Every line must be returned precisely as it is written.

[RAW DATA]
--------------------------------------------------
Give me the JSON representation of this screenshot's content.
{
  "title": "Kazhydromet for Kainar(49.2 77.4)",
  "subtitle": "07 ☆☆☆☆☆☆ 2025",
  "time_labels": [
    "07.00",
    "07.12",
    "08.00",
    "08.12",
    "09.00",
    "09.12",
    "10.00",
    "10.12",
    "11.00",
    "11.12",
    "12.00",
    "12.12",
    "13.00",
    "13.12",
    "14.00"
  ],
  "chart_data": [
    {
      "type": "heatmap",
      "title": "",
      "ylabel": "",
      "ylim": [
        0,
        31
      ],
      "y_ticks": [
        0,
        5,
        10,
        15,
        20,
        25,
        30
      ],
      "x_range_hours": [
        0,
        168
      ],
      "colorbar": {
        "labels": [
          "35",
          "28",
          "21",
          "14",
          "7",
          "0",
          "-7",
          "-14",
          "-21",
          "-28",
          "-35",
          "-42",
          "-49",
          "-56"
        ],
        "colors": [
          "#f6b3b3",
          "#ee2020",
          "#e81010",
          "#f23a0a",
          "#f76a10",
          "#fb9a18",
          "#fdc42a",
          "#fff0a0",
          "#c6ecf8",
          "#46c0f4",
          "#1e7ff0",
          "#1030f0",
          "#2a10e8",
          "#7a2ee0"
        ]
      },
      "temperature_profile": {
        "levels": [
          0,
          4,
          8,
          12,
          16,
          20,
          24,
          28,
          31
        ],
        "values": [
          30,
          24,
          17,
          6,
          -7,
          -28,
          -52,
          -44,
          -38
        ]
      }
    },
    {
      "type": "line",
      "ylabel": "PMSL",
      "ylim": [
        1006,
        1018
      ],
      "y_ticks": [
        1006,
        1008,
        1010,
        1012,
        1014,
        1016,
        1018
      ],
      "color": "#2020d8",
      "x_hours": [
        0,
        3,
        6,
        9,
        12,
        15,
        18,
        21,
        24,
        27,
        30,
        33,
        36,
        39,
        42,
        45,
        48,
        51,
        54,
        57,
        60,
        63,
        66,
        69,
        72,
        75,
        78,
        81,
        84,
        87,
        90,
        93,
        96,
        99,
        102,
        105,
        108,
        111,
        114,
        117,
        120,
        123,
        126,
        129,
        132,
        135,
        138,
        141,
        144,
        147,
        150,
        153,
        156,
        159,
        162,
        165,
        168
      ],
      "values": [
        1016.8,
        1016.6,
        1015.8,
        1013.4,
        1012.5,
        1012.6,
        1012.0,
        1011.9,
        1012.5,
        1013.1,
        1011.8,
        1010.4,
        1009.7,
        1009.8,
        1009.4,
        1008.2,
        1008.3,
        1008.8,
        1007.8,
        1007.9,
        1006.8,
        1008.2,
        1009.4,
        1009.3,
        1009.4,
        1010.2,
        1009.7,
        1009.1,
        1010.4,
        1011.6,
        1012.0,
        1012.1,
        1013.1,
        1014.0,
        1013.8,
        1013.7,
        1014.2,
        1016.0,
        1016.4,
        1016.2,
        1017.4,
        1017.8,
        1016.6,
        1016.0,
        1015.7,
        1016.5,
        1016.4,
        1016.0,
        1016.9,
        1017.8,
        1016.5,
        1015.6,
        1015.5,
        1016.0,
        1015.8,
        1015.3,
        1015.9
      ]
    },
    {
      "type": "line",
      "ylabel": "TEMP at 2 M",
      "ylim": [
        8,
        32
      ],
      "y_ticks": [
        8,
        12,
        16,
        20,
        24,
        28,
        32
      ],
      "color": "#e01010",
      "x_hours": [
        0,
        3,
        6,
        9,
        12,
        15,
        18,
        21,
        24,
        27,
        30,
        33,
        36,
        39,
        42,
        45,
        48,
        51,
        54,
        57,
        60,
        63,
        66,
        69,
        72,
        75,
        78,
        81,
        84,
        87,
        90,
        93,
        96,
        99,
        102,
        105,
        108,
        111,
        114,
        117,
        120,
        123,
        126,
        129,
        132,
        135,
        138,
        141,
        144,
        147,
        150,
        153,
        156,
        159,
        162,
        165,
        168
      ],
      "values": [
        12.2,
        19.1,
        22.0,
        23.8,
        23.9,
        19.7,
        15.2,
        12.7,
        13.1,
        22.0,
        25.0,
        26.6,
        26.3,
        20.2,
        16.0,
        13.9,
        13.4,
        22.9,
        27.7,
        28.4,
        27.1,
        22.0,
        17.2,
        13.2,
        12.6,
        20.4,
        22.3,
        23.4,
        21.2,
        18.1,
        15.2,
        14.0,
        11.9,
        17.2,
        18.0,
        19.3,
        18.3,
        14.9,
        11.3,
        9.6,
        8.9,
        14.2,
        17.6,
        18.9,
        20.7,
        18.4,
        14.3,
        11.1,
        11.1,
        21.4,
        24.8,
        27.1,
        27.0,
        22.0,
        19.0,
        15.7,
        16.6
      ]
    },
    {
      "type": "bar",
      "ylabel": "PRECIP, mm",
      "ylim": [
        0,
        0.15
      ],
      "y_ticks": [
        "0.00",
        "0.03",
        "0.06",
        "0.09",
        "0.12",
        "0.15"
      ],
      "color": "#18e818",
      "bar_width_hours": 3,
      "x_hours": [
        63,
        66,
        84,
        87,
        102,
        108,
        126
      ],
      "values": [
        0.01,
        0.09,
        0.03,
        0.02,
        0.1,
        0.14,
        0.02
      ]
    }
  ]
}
--------------------------------------------------
[EXERCISE OUTPUT]
Give me the JSON representation of this screenshot's content.
{
  "title": "Kazhydromet for Kainar(49.2 77.4)",
  "subtitle": "07 ☆☆☆☆☆☆ 2025",
  "time_labels": [
    "07.00",
    "07.12",
    "08.00",
    "08.12",
    "09.00",
    "09.12",
    "10.00",
    "10.12",
    "11.00",
    "11.12",
    "12.00",
    "12.12",
    "13.00",
    "13.12",
    "14.00"
  ],
  "chart_data": [
    {
      "type": "heatmap",
      "title": "",
      "ylabel": "",
      "ylim": [
        0,
        31
      ],
      "y_ticks": [
        0,
        5,
        10,
        15,
        20,
        25,
        30
      ],
      "x_range_hours": [
        0,
        168
      ],
      "colorbar": {
        "labels": [
          "35",
          "28",
          "21",
          "14",
          "7",
          "0",
          "-7",
          "-14",
          "-21",
          "-28",
          "-35",
          "-42",
          "-49",
          "-56"
        ],
        "colors": [
          "#f6b3b3",
          "#ee2020",
          "#e81010",
          "#f23a0a",
          "#f76a10",
          "#fb9a18",
          "#fdc42a",
          "#fff0a0",
          "#c6ecf8",
          "#46c0f4",
          "#1e7ff0",
          "#1030f0",
          "#2a10e8",
          "#7a2ee0"
        ]
      },
      "temperature_profile": {
        "levels": [
          0,
          4,
          8,
          12,
          16,
          20,
          24,
          28,
          31
        ],
        "values": [
          30,
          24,
          17,
          6,
          -7,
          -28,
          -52,
          -44,
          -38
        ]
      }
    },
    {
      "type": "line",
      "ylabel": "PMSL",
      "ylim": [
        1006,
        1018
      ],
      "y_ticks": [
        1006,
        1008,
        1010,
        1012,
        1014,
        1016,
        1018
      ],
      "color": "#2020d8",
      "x_hours": [
        0,
        3,
        6,
        9,
        12,
        15,
        18,
        21,
        24,
        27,
        30,
        33,
        36,
        39,
        42,
        45,
        48,
        51,
        54,
        57,
        60,
        63,
        66,
        69,
        72,
        75,
        78,
        81,
        84,
        87,
        90,
        93,
        96,
        99,
        102,
        105,
        108,
        111,
        114,
        117,
        120,
        123,
        126,
        129,
        132,
        135,
        138,
        141,
        144,
        147,
        150,
        153,
        156,
        159,
        162,
        165,
        168
      ],
      "values": [
        1016.8,
        1016.6,
        1015.8,
        1013.4,
        1012.5,
        1012.6,
        1012.0,
        1011.9,
        1012.5,
        1013.1,
        1011.8,
        1010.4,
        1009.7,
        1009.8,
        1009.4,
        1008.2,
        1008.3,
        1008.8,
        1007.8,
        1007.9,
        1006.8,
        1008.2,
        1009.4,
        1009.3,
        1009.4,
        1010.2,
        1009.7,
        1009.1,
        1010.4,
        1011.6,
        1012.0,
        1012.1,
        1013.1,
        1014.0,
        1013.8,
        1013.7,
        1014.2,
        1016.0,
        1016.4,
        1016.2,
        1017.4,
        1017.8,
        1016.6,
        1016.0,
        1015.7,
        1016.5,
        1016.4,
        1016.0,
        1016.9,
        1017.8,
        1016.5,
        1015.6,
        1015.5,
        1016.0,
        1015.8,
        1015.3,
        1015.9
      ]
    },
    {
      "type": "line",
      "ylabel": "TEMP at 2 M",
      "ylim": [
        8,
        32
      ],
      "y_ticks": [
        8,
        12,
        16,
        20,
        24,
        28,
        32
      ],
      "color": "#e01010",
      "x_hours": [
        0,
        3,
        6,
        9,
        12,
        15,
        18,
        21,
        24,
        27,
        30,
        33,
        36,
        39,
        42,
        45,
        48,
        51,
        54,
        57,
        60,
        63,
        66,
        69,
        72,
        75,
        78,
        81,
        84,
        87,
        90,
        93,
        96,
        99,
        102,
        105,
        108,
        111,
        114,
        117,
        120,
        123,
        126,
        129,
        132,
        135,
        138,
        141,
        144,
        147,
        150,
        153,
        156,
        159,
        162,
        165,
        168
      ],
      "values": [
        12.2,
        19.1,
        22.0,
        23.8,
        23.9,
        19.7,
        15.2,
        12.7,
        13.1,
        22.0,
        25.0,
        26.6,
        26.3,
        20.2,
        16.0,
        13.9,
        13.4,
        22.9,
        27.7,
        28.4,
        27.1,
        22.0,
        17.2,
        13.2,
        12.6,
        20.4,
        22.3,
        23.4,
        21.2,
        18.1,
        15.2,
        14.0,
        11.9,
        17.2,
        18.0,
        19.3,
        18.3,
        14.9,
        11.3,
        9.6,
        8.9,
        14.2,
        17.6,
        18.9,
        20.7,
        18.4,
        14.3,
        11.1,
        11.1,
        21.4,
        24.8,
        27.1,
        27.0,
        22.0,
        19.0,
        15.7,
        16.6
      ]
    },
    {
      "type": "bar",
      "ylabel": "PRECIP, mm",
      "ylim": [
        0,
        0.15
      ],
      "y_ticks": [
        "0.00",
        "0.03",
        "0.06",
        "0.09",
        "0.12",
        "0.15"
      ],
      "color": "#18e818",
      "bar_width_hours": 3,
      "x_hours": [
        63,
        66,
        84,
        87,
        102,
        108,
        126
      ],
      "values": [
        0.01,
        0.09,
        0.03,
        0.02,
        0.1,
        0.14,
        0.02
      ]
    }
  ]
}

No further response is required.